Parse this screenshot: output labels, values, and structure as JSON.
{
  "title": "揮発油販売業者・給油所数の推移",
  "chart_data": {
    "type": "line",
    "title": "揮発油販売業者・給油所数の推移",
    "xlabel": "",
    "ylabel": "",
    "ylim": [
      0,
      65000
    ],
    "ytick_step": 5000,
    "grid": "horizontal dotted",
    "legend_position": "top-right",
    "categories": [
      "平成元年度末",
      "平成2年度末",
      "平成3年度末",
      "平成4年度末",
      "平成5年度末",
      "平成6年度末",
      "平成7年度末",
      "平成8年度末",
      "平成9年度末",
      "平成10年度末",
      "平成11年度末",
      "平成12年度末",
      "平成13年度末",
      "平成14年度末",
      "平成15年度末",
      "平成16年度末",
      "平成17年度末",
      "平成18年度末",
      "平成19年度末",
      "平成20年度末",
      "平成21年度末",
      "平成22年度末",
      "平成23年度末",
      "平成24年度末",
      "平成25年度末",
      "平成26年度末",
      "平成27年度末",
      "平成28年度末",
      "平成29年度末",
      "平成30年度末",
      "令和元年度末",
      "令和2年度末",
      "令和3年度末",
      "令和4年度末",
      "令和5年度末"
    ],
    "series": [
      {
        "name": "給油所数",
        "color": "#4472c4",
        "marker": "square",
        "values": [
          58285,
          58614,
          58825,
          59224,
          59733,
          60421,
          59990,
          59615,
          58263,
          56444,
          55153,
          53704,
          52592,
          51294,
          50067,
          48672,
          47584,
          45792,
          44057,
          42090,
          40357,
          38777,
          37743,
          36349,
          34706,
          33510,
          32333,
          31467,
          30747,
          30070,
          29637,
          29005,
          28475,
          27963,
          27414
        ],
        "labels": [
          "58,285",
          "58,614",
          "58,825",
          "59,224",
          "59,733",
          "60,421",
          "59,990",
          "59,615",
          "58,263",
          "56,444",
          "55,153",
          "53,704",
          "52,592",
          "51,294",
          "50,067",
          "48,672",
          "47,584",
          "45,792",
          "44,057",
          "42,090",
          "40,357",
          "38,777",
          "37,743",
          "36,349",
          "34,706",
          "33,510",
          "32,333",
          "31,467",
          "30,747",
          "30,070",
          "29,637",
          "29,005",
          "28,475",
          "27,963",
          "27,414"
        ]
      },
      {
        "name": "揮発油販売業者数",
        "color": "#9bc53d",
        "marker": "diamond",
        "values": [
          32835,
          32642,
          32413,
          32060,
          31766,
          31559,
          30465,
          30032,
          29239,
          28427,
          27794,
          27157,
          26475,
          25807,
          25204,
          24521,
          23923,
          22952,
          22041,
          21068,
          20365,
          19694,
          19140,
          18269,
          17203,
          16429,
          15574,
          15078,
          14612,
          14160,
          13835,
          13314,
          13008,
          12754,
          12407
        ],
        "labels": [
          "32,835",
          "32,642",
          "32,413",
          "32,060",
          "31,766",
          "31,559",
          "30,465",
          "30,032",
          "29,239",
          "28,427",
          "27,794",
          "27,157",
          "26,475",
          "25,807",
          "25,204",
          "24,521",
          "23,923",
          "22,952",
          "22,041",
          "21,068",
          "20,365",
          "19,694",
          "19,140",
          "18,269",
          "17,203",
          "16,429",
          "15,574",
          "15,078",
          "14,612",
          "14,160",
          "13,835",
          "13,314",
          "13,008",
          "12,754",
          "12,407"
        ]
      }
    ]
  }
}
________________
Requirements —
Exactly as they are written, print the entries again.

Completed task —
Parse this screenshot: output labels, values, and structure as JSON.
{
  "title": "揮発油販売業者・給油所数の推移",
  "chart_data": {
    "type": "line",
    "title": "揮発油販売業者・給油所数の推移",
    "xlabel": "",
    "ylabel": "",
    "ylim": [
      0,
      65000
    ],
    "ytick_step": 5000,
    "grid": "horizontal dotted",
    "legend_position": "top-right",
    "categories": [
      "平成元年度末",
      "平成2年度末",
      "平成3年度末",
      "平成4年度末",
      "平成5年度末",
      "平成6年度末",
      "平成7年度末",
      "平成8年度末",
      "平成9年度末",
      "平成10年度末",
      "平成11年度末",
      "平成12年度末",
      "平成13年度末",
      "平成14年度末",
      "平成15年度末",
      "平成16年度末",
      "平成17年度末",
      "平成18年度末",
      "平成19年度末",
      "平成20年度末",
      "平成21年度末",
      "平成22年度末",
      "平成23年度末",
      "平成24年度末",
      "平成25年度末",
      "平成26年度末",
      "平成27年度末",
      "平成28年度末",
      "平成29年度末",
      "平成30年度末",
      "令和元年度末",
      "令和2年度末",
      "令和3年度末",
      "令和4年度末",
      "令和5年度末"
    ],
    "series": [
      {
        "name": "給油所数",
        "color": "#4472c4",
        "marker": "square",
        "values": [
          58285,
          58614,
          58825,
          59224,
          59733,
          60421,
          59990,
          59615,
          58263,
          56444,
          55153,
          53704,
          52592,
          51294,
          50067,
          48672,
          47584,
          45792,
          44057,
          42090,
          40357,
          38777,
          37743,
          36349,
          34706,
          33510,
          32333,
          31467,
          30747,
          30070,
          29637,
          29005,
          28475,
          27963,
          27414
        ],
        "labels": [
          "58,285",
          "58,614",
          "58,825",
          "59,224",
          "59,733",
          "60,421",
          "59,990",
          "59,615",
          "58,263",
          "56,444",
          "55,153",
          "53,704",
          "52,592",
          "51,294",
          "50,067",
          "48,672",
          "47,584",
          "45,792",
          "44,057",
          "42,090",
          "40,357",
          "38,777",
          "37,743",
          "36,349",
          "34,706",
          "33,510",
          "32,333",
          "31,467",
          "30,747",
          "30,070",
          "29,637",
          "29,005",
          "28,475",
          "27,963",
          "27,414"
        ]
      },
      {
        "name": "揮発油販売業者数",
        "color": "#9bc53d",
        "marker": "diamond",
        "values": [
          32835,
          32642,
          32413,
          32060,
          31766,
          31559,
          30465,
          30032,
          29239,
          28427,
          27794,
          27157,
          26475,
          25807,
          25204,
          24521,
          23923,
          22952,
          22041,
          21068,
          20365,
          19694,
          19140,
          18269,
          17203,
          16429,
          15574,
          15078,
          14612,
          14160,
          13835,
          13314,
          13008,
          12754,
          12407
        ],
        "labels": [
          "32,835",
          "32,642",
          "32,413",
          "32,060",
          "31,766",
          "31,559",
          "30,465",
          "30,032",
          "29,239",
          "28,427",
          "27,794",
          "27,157",
          "26,475",
          "25,807",
          "25,204",
          "24,521",
          "23,923",
          "22,952",
          "22,041",
          "21,068",
          "20,365",
          "19,694",
          "19,140",
          "18,269",
          "17,203",
          "16,429",
          "15,574",
          "15,078",
          "14,612",
          "14,160",
          "13,835",
          "13,314",
          "13,008",
          "12,754",
          "12,407"
        ]
      }
    ]
  }
}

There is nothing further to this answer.